── Given records

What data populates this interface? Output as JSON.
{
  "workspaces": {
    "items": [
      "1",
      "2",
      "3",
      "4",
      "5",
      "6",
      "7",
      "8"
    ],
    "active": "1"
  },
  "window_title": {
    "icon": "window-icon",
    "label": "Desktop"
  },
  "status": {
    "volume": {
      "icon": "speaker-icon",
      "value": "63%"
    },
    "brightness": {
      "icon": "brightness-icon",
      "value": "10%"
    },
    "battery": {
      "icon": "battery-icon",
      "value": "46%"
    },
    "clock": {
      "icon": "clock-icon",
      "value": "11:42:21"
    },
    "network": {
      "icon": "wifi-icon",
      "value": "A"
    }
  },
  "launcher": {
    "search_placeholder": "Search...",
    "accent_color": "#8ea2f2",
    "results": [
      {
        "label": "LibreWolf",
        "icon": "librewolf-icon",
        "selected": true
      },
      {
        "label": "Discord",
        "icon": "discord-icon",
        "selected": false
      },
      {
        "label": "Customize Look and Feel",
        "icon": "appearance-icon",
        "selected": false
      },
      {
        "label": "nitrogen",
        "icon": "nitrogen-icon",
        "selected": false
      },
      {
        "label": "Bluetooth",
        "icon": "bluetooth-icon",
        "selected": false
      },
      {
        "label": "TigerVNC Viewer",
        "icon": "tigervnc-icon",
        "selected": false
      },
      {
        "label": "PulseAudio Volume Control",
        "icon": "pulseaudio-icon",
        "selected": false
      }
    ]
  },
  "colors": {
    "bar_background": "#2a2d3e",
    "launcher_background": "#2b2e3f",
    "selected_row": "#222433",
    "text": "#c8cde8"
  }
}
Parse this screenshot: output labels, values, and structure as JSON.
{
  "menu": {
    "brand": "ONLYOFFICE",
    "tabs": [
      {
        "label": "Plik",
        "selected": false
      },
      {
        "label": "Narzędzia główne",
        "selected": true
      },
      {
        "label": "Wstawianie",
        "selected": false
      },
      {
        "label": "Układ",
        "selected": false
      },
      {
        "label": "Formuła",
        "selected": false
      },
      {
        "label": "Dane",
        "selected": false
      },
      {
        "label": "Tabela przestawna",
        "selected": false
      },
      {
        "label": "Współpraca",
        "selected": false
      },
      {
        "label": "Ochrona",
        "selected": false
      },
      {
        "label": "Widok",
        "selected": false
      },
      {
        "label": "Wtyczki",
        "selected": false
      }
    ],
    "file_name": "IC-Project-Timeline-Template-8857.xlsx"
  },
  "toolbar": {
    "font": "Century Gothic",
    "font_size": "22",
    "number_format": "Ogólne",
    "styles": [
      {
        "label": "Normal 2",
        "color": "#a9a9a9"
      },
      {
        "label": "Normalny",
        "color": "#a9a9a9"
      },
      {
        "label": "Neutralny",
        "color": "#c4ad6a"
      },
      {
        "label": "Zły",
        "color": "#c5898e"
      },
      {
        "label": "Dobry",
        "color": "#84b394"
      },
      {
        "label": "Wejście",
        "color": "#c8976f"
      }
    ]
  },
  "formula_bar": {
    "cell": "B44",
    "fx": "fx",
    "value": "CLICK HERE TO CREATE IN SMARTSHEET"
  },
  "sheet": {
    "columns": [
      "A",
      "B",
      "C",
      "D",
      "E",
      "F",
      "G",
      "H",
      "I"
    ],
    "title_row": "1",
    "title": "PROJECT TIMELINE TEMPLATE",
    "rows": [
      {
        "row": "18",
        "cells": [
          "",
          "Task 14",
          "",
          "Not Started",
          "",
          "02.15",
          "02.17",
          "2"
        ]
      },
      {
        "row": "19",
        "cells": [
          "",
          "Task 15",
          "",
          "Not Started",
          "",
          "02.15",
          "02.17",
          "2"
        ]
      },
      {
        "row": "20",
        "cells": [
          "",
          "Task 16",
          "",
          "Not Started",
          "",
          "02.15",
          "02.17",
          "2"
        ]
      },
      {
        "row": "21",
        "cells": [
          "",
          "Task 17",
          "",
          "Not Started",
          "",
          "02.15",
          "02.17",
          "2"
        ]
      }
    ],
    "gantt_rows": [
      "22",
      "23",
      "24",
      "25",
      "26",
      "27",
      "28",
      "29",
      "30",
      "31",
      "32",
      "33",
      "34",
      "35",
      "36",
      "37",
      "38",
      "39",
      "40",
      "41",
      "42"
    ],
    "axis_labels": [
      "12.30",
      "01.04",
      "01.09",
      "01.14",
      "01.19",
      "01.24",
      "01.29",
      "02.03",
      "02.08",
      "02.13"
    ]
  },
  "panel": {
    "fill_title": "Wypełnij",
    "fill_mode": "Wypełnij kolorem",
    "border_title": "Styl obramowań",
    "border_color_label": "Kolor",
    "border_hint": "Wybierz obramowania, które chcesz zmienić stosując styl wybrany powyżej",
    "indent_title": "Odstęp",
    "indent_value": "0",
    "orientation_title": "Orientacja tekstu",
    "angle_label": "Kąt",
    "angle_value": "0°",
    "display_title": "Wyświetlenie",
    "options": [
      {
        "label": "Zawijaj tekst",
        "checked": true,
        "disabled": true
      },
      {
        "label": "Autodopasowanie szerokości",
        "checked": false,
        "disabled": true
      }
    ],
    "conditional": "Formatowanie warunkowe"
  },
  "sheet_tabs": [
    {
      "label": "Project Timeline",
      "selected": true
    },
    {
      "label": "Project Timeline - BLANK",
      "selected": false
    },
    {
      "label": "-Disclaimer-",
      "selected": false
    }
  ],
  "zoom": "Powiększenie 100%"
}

────

Extract the data exactly as given.

What data populates this interface? Output as JSON.
{
  "workspaces": {
    "items": [
      "1",
      "2",
      "3",
      "4",
      "5",
      "6",
      "7",
      "8"
    ],
    "active": "1"
  },
  "window_title": {
    "icon": "window-icon",
    "label": "Desktop"
  },
  "status": {
    "volume": {
      "icon": "speaker-icon",
      "value": "63%"
    },
    "brightness": {
      "icon": "brightness-icon",
      "value": "10%"
    },
    "battery": {
      "icon": "battery-icon",
      "value": "46%"
    },
    "clock": {
      "icon": "clock-icon",
      "value": "11:42:21"
    },
    "network": {
      "icon": "wifi-icon",
      "value": "A"
    }
  },
  "launcher": {
    "search_placeholder": "Search...",
    "accent_color": "#8ea2f2",
    "results": [
      {
        "label": "LibreWolf",
        "icon": "librewolf-icon",
        "selected": true
      },
      {
        "label": "Discord",
        "icon": "discord-icon",
        "selected": false
      },
      {
        "label": "Customize Look and Feel",
        "icon": "appearance-icon",
        "selected": false
      },
      {
        "label": "nitrogen",
        "icon": "nitrogen-icon",
        "selected": false
      },
      {
        "label": "Bluetooth",
        "icon": "bluetooth-icon",
        "selected": false
      },
      {
        "label": "TigerVNC Viewer",
        "icon": "tigervnc-icon",
        "selected": false
      },
      {
        "label": "PulseAudio Volume Control",
        "icon": "pulseaudio-icon",
        "selected": false
      }
    ]
  },
  "colors": {
    "bar_background": "#2a2d3e",
    "launcher_background": "#2b2e3f",
    "selected_row": "#222433",
    "text": "#c8cde8"
  }
}
Parse this screenshot: output labels, values, and structure as JSON.
{
  "menu": {
    "brand": "ONLYOFFICE",
    "tabs": [
      {
        "label": "Plik",
        "selected": false
      },
      {
        "label": "Narzędzia główne",
        "selected": true
      },
      {
        "label": "Wstawianie",
        "selected": false
      },
      {
        "label": "Układ",
        "selected": false
      },
      {
        "label": "Formuła",
        "selected": false
      },
      {
        "label": "Dane",
        "selected": false
      },
      {
        "label": "Tabela przestawna",
        "selected": false
      },
      {
        "label": "Współpraca",
        "selected": false
      },
      {
        "label": "Ochrona",
        "selected": false
      },
      {
        "label": "Widok",
        "selected": false
      },
      {
        "label": "Wtyczki",
        "selected": false
      }
    ],
    "file_name": "IC-Project-Timeline-Template-8857.xlsx"
  },
  "toolbar": {
    "font": "Century Gothic",
    "font_size": "22",
    "number_format": "Ogólne",
    "styles": [
      {
        "label": "Normal 2",
        "color": "#a9a9a9"
      },
      {
        "label": "Normalny",
        "color": "#a9a9a9"
      },
      {
        "label": "Neutralny",
        "color": "#c4ad6a"
      },
      {
        "label": "Zły",
        "color": "#c5898e"
      },
      {
        "label": "Dobry",
        "color": "#84b394"
      },
      {
        "label": "Wejście",
        "color": "#c8976f"
      }
    ]
  },
  "formula_bar": {
    "cell": "B44",
    "fx": "fx",
    "value": "CLICK HERE TO CREATE IN SMARTSHEET"
  },
  "sheet": {
    "columns": [
      "A",
      "B",
      "C",
      "D",
      "E",
      "F",
      "G",
      "H",
      "I"
    ],
    "title_row": "1",
    "title": "PROJECT TIMELINE TEMPLATE",
    "rows": [
      {
        "row": "18",
        "cells": [
          "",
          "Task 14",
          "",
          "Not Started",
          "",
          "02.15",
          "02.17",
          "2"
        ]
      },
      {
        "row": "19",
        "cells": [
          "",
          "Task 15",
          "",
          "Not Started",
          "",
          "02.15",
          "02.17",
          "2"
        ]
      },
      {
        "row": "20",
        "cells": [
          "",
          "Task 16",
          "",
          "Not Started",
          "",
          "02.15",
          "02.17",
          "2"
        ]
      },
      {
        "row": "21",
        "cells": [
          "",
          "Task 17",
          "",
          "Not Started",
          "",
          "02.15",
          "02.17",
          "2"
        ]
      }
    ],
    "gantt_rows": [
      "22",
      "23",
      "24",
      "25",
      "26",
      "27",
      "28",
      "29",
      "30",
      "31",
      "32",
      "33",
      "34",
      "35",
      "36",
      "37",
      "38",
      "39",
      "40",
      "41",
      "42"
    ],
    "axis_labels": [
      "12.30",
      "01.04",
      "01.09",
      "01.14",
      "01.19",
      "01.24",
      "01.29",
      "02.03",
      "02.08",
      "02.13"
    ]
  },
  "panel": {
    "fill_title": "Wypełnij",
    "fill_mode": "Wypełnij kolorem",
    "border_title": "Styl obramowań",
    "border_color_label": "Kolor",
    "border_hint": "Wybierz obramowania, które chcesz zmienić stosując styl wybrany powyżej",
    "indent_title": "Odstęp",
    "indent_value": "0",
    "orientation_title": "Orientacja tekstu",
    "angle_label": "Kąt",
    "angle_value": "0°",
    "display_title": "Wyświetlenie",
    "options": [
      {
        "label": "Zawijaj tekst",
        "checked": true,
        "disabled": true
      },
      {
        "label": "Autodopasowanie szerokości",
        "checked": false,
        "disabled": true
      }
    ],
    "conditional": "Formatowanie warunkowe"
  },
  "sheet_tabs": [
    {
      "label": "Project Timeline",
      "selected": true
    },
    {
      "label": "Project Timeline - BLANK",
      "selected": false
    },
    {
      "label": "-Disclaimer-",
      "selected": false
    }
  ],
  "zoom": "Powiększenie 100%"
}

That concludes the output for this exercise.